>> Begin RECORDS TO USE

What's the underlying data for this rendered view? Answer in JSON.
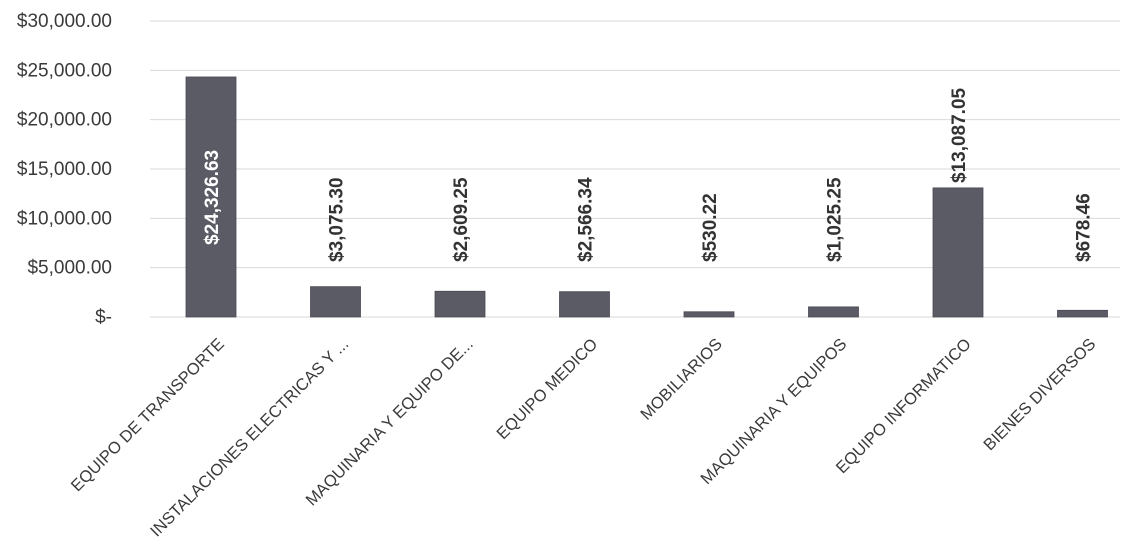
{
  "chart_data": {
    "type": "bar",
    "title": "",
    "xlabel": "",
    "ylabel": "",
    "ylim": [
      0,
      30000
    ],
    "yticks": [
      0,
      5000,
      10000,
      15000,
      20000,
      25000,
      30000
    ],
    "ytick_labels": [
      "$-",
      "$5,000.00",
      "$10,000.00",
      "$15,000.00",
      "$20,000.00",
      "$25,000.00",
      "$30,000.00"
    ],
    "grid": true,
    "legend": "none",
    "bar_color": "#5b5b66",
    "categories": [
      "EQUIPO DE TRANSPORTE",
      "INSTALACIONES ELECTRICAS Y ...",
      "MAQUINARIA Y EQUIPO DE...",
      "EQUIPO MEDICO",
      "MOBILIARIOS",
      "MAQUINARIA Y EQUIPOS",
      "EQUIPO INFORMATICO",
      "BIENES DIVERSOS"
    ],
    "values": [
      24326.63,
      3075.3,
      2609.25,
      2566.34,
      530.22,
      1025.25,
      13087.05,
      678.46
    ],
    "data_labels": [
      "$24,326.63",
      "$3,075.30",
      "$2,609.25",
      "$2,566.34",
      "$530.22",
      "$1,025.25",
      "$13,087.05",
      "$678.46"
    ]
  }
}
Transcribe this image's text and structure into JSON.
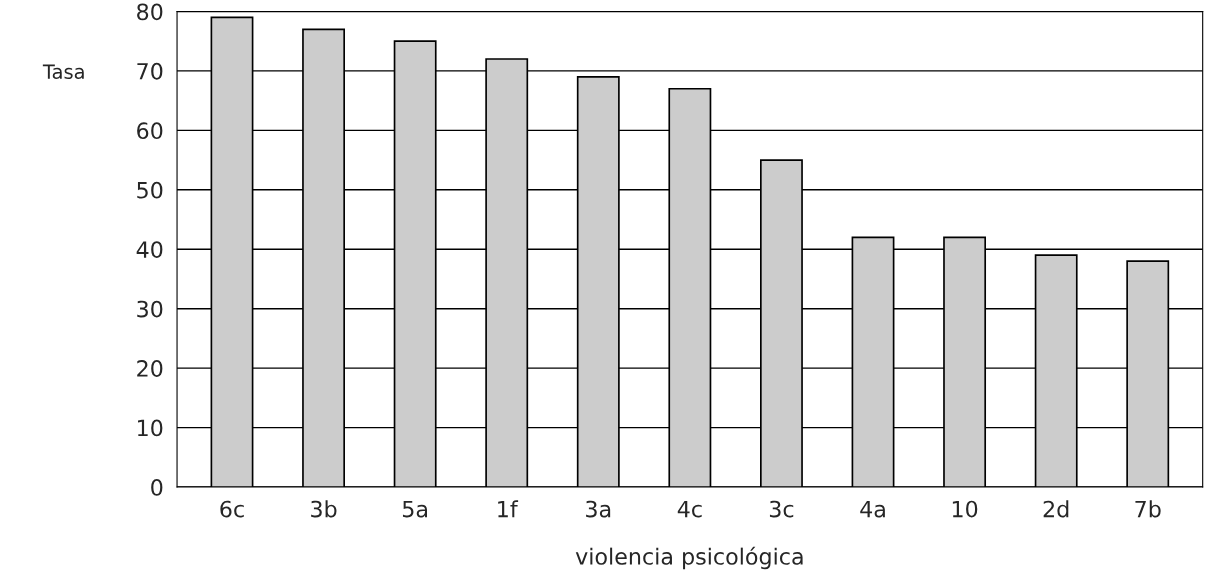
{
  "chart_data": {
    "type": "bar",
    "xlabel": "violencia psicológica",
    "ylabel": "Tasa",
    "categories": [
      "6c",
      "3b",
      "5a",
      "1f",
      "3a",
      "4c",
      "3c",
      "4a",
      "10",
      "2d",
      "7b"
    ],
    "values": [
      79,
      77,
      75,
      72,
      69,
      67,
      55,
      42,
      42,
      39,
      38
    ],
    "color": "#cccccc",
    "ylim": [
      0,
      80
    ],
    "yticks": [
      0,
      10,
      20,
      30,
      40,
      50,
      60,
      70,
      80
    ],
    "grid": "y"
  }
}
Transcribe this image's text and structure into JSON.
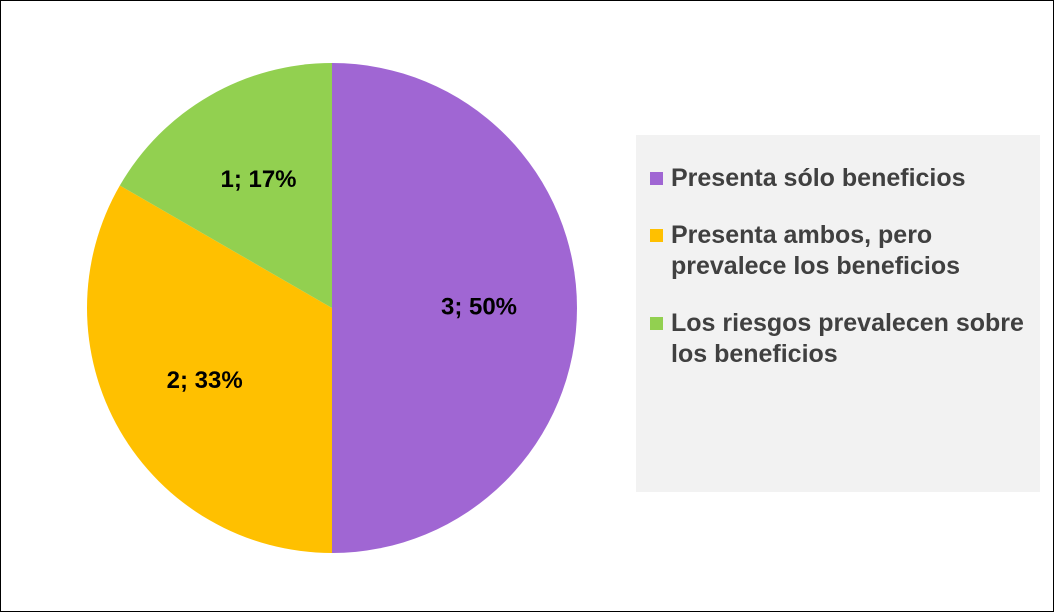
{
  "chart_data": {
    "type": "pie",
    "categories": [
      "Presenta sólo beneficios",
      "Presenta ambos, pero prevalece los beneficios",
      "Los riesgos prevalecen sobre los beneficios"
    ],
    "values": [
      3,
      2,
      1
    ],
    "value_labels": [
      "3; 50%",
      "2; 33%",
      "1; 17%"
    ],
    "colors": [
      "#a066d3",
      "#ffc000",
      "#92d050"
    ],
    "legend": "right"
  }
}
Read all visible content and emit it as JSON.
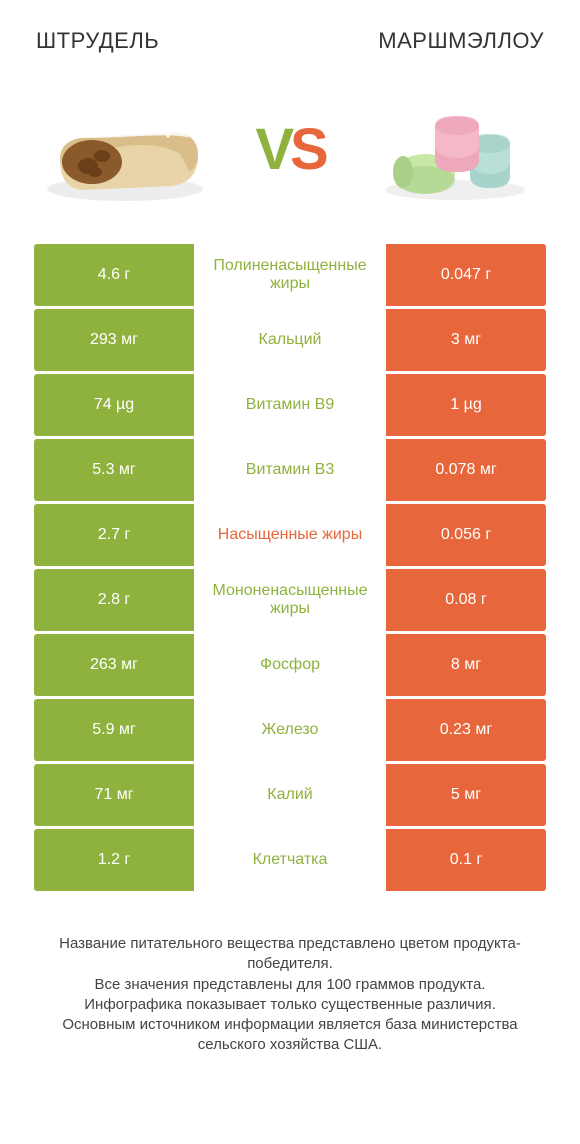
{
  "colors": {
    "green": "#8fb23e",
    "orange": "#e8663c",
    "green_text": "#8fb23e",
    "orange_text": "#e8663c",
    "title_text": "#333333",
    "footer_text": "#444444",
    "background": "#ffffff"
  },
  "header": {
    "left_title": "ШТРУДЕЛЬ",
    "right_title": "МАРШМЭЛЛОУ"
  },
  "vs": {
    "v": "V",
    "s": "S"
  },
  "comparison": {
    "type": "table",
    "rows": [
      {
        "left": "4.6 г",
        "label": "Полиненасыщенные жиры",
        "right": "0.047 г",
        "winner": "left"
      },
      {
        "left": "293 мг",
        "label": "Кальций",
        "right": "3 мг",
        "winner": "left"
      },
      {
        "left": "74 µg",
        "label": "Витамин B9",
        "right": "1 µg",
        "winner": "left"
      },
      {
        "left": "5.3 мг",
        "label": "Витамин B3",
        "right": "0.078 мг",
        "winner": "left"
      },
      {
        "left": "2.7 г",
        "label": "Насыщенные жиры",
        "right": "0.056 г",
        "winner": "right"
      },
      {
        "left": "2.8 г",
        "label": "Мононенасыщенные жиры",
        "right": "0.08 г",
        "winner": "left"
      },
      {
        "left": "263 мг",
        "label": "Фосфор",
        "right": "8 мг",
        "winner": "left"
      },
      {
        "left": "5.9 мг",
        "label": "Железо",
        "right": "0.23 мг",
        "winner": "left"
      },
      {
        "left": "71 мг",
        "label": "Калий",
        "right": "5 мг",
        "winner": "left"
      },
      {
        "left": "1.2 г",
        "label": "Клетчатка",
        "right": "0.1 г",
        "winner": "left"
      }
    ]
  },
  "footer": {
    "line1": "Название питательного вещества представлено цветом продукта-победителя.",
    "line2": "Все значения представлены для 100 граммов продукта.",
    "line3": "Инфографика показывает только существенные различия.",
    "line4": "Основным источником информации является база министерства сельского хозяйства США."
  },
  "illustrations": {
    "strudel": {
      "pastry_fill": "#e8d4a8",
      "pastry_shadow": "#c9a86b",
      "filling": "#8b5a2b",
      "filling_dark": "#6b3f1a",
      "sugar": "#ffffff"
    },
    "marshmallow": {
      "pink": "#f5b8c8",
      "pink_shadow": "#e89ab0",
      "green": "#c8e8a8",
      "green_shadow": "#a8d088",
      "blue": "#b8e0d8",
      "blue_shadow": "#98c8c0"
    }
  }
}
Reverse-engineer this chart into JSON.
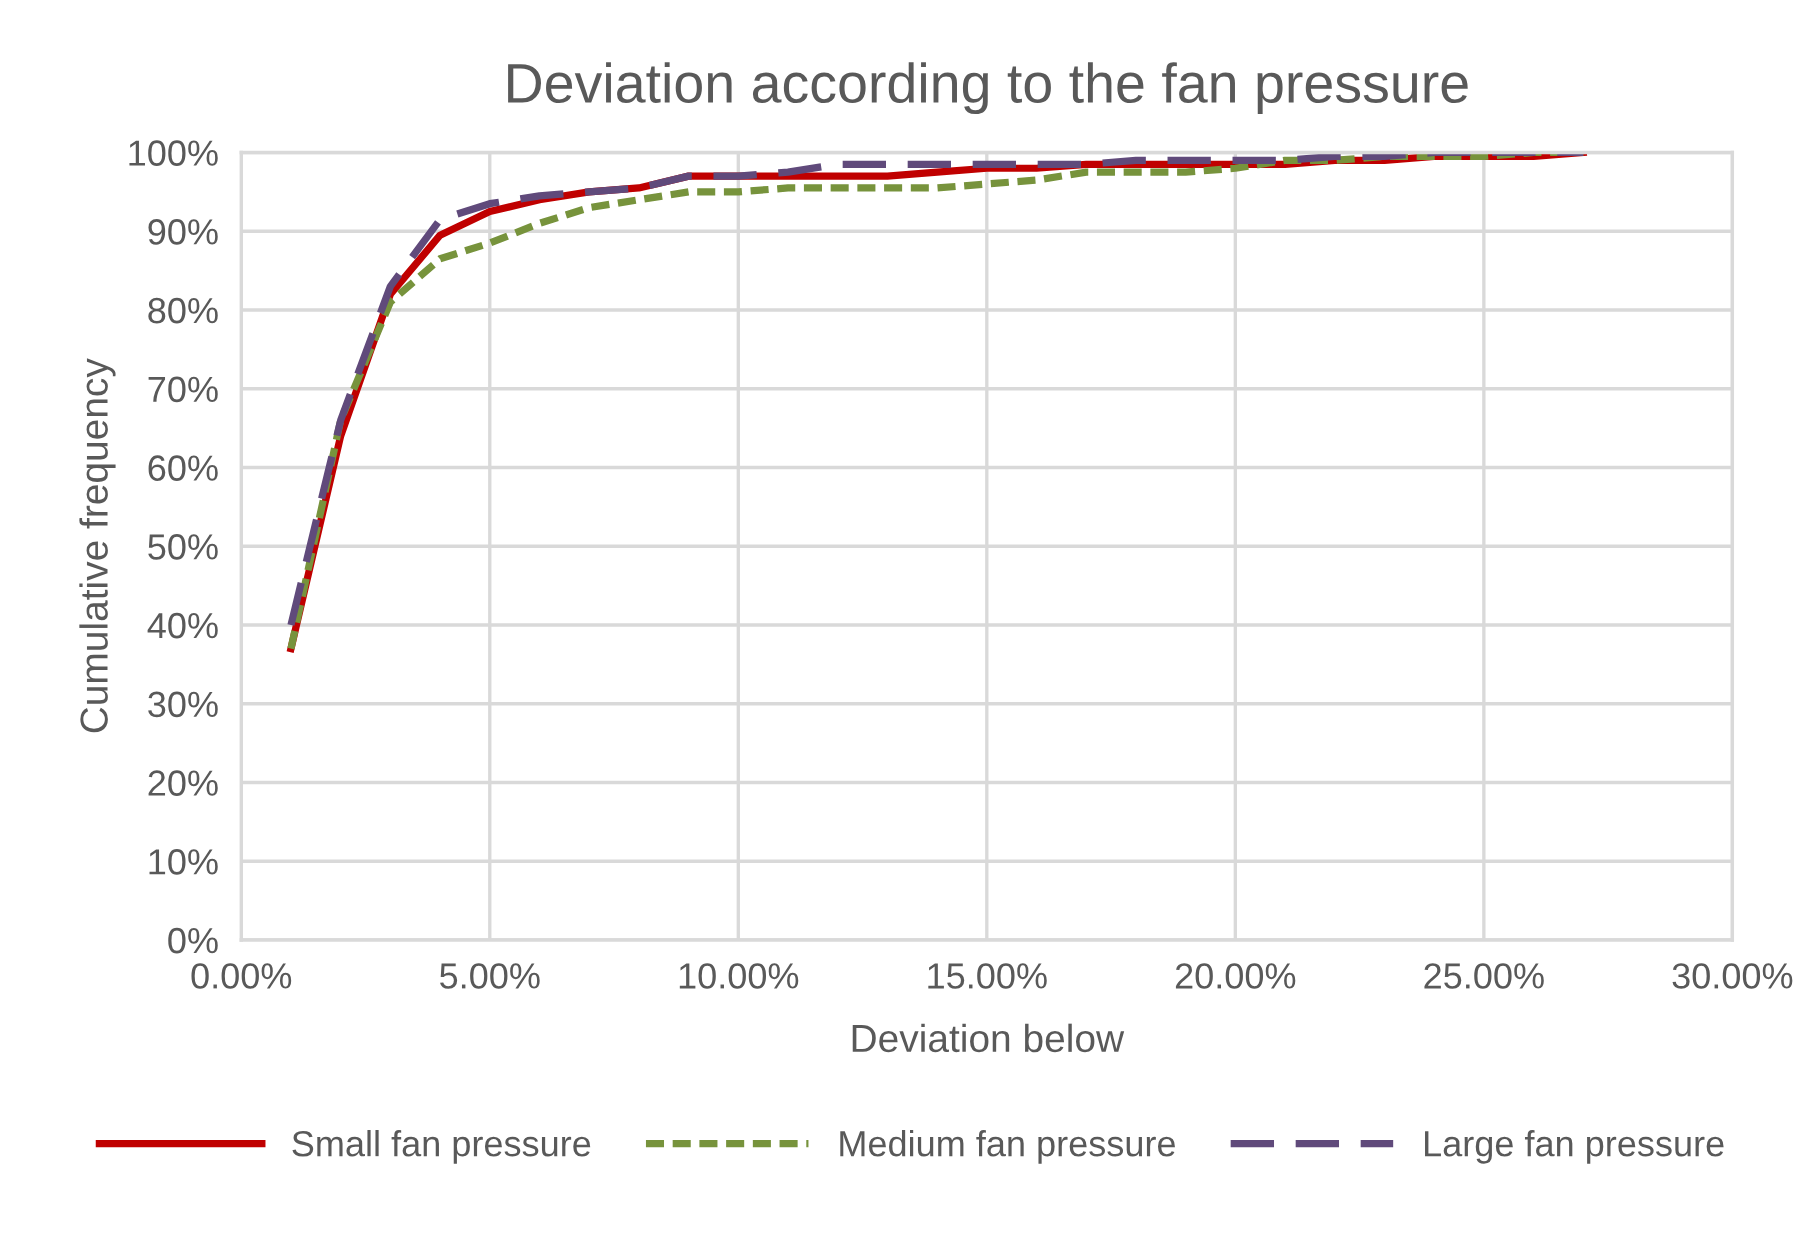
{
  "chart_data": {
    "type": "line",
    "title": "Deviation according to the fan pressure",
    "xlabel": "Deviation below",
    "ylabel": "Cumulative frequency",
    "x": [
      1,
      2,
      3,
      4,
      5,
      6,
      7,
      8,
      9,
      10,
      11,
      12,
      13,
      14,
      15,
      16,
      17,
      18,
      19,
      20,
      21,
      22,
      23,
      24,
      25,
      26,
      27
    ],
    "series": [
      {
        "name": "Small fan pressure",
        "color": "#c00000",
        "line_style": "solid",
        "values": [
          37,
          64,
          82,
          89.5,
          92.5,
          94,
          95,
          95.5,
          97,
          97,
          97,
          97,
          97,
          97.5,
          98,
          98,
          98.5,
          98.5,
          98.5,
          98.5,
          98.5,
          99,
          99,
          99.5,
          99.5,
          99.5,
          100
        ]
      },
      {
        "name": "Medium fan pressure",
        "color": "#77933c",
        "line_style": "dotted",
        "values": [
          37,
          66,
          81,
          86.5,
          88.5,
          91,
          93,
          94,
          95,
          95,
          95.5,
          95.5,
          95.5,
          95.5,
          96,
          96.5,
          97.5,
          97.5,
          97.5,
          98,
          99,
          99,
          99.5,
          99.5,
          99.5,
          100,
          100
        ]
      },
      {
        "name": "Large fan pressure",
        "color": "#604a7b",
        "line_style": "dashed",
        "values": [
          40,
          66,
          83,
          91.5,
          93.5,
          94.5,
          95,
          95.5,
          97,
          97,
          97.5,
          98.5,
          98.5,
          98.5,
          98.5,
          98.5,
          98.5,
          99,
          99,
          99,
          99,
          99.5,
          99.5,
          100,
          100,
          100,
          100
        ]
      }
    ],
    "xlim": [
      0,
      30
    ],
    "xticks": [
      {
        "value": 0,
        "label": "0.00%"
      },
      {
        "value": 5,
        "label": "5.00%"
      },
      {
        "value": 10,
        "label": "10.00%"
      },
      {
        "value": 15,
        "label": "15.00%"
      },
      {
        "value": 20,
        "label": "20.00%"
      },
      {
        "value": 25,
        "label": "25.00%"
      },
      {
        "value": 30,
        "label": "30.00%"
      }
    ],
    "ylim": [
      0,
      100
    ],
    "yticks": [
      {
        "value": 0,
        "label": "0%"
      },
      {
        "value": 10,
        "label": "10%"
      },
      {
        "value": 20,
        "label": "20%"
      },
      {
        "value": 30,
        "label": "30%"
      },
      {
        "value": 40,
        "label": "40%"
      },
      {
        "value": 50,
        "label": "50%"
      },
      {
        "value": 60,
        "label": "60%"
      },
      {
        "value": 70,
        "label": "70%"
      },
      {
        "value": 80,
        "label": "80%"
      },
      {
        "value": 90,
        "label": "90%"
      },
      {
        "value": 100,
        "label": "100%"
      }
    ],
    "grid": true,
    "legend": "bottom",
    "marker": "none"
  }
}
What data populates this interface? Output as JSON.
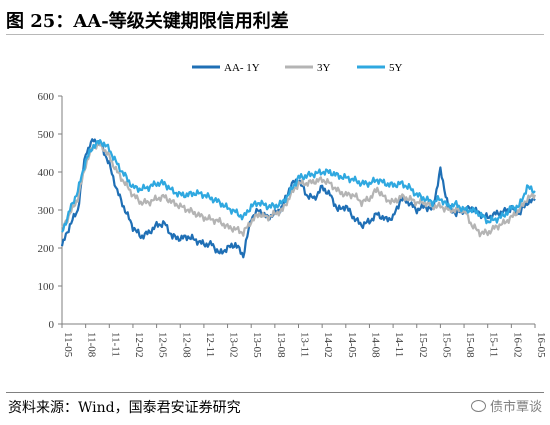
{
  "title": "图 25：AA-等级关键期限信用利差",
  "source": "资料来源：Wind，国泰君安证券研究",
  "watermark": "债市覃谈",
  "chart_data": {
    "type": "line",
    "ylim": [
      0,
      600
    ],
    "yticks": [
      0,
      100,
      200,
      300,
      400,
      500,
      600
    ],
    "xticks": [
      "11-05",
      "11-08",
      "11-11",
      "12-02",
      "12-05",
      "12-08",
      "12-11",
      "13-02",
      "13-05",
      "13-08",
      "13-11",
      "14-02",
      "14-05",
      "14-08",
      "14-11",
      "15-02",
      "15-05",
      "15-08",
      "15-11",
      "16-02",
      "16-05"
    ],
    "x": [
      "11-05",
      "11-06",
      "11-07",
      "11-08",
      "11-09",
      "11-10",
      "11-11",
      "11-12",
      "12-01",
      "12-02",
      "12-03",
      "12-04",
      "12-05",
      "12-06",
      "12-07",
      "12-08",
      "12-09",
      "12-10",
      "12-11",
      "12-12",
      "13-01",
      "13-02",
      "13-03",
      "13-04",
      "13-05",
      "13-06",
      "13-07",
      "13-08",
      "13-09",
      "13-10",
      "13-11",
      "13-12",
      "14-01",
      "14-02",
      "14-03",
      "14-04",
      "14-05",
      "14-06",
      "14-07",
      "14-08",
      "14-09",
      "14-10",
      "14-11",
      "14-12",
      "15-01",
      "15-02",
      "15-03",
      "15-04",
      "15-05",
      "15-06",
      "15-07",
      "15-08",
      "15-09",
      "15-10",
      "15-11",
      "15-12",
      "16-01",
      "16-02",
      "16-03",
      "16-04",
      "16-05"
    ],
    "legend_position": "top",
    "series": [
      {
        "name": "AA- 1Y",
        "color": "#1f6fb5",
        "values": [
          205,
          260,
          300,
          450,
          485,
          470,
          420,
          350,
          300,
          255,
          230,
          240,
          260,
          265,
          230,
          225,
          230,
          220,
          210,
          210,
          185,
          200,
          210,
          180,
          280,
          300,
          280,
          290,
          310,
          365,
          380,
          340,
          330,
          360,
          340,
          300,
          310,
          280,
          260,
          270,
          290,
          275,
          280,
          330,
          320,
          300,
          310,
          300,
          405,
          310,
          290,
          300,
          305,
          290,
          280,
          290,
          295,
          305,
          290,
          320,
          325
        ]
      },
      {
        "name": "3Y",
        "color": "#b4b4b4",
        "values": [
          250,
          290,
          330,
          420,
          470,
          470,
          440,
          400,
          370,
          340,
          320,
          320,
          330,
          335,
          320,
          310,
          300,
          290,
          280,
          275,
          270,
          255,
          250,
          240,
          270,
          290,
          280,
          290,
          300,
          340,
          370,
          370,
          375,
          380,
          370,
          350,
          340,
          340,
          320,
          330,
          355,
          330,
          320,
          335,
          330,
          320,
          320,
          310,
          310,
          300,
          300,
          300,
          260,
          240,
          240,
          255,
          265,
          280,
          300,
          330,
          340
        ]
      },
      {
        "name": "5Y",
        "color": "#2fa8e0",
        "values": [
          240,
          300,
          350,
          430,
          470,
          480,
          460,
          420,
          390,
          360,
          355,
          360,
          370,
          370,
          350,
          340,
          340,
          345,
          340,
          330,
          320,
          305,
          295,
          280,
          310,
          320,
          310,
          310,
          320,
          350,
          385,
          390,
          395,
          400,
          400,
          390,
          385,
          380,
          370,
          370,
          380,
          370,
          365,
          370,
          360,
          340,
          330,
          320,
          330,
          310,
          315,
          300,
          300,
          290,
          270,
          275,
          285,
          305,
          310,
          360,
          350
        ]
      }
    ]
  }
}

>> End RECORDS TO USE

Return each line that includes "продукта".

    "line1": "Название питательного вещества представлено цветом продукта-победителя.",
    "line2": "Все значения представлены для 100 граммов продукта.",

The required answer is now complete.